** begin **

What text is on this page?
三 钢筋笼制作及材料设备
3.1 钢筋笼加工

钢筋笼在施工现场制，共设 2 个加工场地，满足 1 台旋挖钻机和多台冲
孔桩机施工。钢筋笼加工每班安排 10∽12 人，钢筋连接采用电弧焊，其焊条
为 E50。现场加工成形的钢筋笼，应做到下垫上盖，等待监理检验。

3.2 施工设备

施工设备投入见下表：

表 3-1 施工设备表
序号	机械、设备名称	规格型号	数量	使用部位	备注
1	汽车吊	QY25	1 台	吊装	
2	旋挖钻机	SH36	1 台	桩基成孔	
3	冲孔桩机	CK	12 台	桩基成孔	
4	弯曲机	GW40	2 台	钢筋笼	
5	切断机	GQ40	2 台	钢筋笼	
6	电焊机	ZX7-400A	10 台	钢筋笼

** end **

**PROBLEM TO WORK ON**
Copy out every entry again, exactly as it was given.

**SOLVED EXERCISE**
What text is on this page?
三 钢筋笼制作及材料设备
3.1 钢筋笼加工

钢筋笼在施工现场制，共设 2 个加工场地，满足 1 台旋挖钻机和多台冲
孔桩机施工。钢筋笼加工每班安排 10∽12 人，钢筋连接采用电弧焊，其焊条
为 E50。现场加工成形的钢筋笼，应做到下垫上盖，等待监理检验。

3.2 施工设备

施工设备投入见下表：

表 3-1 施工设备表
序号	机械、设备名称	规格型号	数量	使用部位	备注
1	汽车吊	QY25	1 台	吊装	
2	旋挖钻机	SH36	1 台	桩基成孔	
3	冲孔桩机	CK	12 台	桩基成孔	
4	弯曲机	GW40	2 台	钢筋笼	
5	切断机	GQ40	2 台	钢筋笼	
6	电焊机	ZX7-400A	10 台	钢筋笼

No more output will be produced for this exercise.